▶ _What you are asked to do_: Find how many lines in the material hold the word "Output", then state that number and nothing more.

___ Task data ___

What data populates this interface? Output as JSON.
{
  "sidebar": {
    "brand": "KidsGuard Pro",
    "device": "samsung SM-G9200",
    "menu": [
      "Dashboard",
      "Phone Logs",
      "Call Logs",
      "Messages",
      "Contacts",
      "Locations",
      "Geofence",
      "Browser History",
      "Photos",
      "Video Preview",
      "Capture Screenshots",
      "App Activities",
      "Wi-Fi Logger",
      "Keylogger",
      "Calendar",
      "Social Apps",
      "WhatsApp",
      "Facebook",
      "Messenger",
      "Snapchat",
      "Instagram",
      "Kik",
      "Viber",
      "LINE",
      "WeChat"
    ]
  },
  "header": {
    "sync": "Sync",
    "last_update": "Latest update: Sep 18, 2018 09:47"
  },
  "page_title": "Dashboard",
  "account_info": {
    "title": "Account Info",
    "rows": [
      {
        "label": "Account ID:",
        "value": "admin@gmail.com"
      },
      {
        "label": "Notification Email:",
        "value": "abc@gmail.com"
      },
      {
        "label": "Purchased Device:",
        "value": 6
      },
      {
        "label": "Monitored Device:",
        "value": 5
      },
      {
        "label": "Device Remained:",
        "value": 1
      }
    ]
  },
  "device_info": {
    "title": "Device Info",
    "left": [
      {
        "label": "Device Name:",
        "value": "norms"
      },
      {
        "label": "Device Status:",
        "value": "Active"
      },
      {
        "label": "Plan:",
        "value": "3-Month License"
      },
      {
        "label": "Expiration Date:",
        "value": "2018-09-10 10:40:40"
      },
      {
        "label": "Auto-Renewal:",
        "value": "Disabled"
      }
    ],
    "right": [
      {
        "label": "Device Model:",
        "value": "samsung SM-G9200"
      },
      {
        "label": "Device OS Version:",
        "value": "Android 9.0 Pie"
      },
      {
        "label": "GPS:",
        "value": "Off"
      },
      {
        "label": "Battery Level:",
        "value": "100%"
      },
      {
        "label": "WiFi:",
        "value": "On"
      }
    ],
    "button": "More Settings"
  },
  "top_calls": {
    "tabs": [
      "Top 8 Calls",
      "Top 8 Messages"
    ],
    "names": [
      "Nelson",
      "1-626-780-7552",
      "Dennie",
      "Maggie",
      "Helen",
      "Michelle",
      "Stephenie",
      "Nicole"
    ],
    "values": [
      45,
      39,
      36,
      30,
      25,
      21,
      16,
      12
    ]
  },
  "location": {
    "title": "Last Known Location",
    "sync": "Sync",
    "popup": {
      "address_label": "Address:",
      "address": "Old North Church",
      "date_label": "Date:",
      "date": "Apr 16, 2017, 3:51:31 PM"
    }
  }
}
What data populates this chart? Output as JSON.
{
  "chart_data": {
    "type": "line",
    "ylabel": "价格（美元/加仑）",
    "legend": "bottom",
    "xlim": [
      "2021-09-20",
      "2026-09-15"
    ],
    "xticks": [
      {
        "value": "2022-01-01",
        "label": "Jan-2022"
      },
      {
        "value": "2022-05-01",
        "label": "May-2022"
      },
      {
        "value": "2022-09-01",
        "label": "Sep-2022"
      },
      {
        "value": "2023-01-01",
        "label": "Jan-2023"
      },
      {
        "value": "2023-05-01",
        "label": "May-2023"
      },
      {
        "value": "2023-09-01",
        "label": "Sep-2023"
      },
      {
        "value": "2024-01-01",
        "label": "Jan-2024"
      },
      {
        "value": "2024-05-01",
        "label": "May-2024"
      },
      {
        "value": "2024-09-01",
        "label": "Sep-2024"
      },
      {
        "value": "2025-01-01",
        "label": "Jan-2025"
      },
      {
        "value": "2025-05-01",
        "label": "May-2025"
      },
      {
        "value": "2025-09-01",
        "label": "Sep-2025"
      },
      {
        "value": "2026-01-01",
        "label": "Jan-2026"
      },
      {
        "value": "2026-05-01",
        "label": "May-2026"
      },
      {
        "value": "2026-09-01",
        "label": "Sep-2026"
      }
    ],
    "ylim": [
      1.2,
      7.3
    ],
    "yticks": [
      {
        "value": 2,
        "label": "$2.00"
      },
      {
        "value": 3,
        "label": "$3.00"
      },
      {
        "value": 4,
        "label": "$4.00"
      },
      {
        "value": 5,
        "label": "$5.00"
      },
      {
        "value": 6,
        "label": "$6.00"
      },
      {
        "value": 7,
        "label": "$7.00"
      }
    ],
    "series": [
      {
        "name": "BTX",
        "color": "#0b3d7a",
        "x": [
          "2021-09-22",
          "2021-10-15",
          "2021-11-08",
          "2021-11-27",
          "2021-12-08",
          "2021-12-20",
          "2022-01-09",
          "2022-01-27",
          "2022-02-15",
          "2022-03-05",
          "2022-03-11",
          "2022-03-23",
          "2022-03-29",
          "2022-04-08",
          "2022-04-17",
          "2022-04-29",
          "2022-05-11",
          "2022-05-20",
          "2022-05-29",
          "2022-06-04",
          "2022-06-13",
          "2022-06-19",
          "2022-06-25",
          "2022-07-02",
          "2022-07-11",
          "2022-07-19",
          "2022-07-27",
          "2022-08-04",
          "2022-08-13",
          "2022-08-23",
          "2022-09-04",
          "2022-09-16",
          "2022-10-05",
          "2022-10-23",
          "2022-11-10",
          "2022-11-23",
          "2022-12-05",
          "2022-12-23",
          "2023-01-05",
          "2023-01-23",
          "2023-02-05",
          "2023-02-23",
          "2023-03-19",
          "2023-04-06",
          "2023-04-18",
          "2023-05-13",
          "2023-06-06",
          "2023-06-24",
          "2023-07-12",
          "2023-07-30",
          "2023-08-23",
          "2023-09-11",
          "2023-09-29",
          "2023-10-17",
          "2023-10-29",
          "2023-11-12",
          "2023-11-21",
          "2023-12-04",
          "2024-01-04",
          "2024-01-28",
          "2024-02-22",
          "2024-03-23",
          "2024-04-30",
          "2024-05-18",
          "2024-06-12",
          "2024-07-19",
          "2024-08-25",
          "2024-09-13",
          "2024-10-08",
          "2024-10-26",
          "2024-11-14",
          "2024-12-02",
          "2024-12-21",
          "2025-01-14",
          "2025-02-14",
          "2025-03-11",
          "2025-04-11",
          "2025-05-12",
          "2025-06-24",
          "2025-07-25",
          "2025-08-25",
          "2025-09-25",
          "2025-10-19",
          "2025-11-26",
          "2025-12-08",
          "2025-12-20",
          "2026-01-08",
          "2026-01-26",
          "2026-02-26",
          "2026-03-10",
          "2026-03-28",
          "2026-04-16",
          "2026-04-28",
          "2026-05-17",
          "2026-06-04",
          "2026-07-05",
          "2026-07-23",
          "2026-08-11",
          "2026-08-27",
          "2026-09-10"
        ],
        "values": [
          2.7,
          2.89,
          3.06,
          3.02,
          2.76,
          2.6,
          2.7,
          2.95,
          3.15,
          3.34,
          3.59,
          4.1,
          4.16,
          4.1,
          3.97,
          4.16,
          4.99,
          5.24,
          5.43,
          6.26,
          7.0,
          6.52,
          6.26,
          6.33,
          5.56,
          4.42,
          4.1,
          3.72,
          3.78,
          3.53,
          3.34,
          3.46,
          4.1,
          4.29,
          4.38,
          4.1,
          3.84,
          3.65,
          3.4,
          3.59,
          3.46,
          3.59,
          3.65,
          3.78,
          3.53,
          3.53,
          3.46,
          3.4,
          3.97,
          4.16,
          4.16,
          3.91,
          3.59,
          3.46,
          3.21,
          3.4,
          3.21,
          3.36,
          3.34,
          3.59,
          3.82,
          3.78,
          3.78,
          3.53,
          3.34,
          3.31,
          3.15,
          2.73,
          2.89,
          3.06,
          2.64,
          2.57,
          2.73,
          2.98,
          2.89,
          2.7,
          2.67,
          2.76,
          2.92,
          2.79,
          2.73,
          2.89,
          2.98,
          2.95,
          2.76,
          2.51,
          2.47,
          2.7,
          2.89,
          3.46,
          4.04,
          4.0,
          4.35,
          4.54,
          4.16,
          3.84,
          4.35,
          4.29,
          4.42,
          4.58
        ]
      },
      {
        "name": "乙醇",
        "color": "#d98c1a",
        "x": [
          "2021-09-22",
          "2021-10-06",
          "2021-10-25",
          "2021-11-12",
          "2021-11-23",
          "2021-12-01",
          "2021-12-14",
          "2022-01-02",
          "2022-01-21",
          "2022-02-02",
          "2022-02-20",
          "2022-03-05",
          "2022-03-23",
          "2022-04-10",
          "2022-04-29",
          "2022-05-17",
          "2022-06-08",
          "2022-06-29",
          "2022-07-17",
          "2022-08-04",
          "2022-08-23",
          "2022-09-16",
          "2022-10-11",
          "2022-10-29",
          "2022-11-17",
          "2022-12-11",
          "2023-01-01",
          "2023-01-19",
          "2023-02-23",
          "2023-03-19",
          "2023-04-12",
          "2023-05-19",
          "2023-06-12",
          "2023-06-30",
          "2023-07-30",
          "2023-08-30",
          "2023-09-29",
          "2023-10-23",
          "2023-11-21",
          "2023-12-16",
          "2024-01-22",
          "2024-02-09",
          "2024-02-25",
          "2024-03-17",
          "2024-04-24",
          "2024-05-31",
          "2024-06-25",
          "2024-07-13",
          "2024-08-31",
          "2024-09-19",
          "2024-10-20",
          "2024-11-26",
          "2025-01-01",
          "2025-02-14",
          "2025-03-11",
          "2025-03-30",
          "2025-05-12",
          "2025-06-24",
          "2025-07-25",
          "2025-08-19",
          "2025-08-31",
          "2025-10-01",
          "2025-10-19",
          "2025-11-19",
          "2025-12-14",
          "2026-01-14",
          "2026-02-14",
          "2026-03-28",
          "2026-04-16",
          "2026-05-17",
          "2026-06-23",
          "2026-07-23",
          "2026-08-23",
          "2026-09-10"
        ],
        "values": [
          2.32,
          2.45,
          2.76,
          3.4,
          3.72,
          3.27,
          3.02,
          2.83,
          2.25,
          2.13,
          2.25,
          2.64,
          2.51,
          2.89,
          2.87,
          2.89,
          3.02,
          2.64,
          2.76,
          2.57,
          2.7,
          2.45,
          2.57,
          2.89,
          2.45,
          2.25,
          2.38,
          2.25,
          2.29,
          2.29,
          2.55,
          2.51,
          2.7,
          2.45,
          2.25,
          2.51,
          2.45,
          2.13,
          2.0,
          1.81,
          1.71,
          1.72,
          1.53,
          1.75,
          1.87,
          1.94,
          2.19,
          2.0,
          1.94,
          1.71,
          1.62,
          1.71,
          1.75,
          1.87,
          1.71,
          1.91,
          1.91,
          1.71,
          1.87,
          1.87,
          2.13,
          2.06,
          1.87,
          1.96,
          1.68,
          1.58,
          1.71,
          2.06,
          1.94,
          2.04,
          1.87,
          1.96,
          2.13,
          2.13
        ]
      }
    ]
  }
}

___

▶ _Result_: 2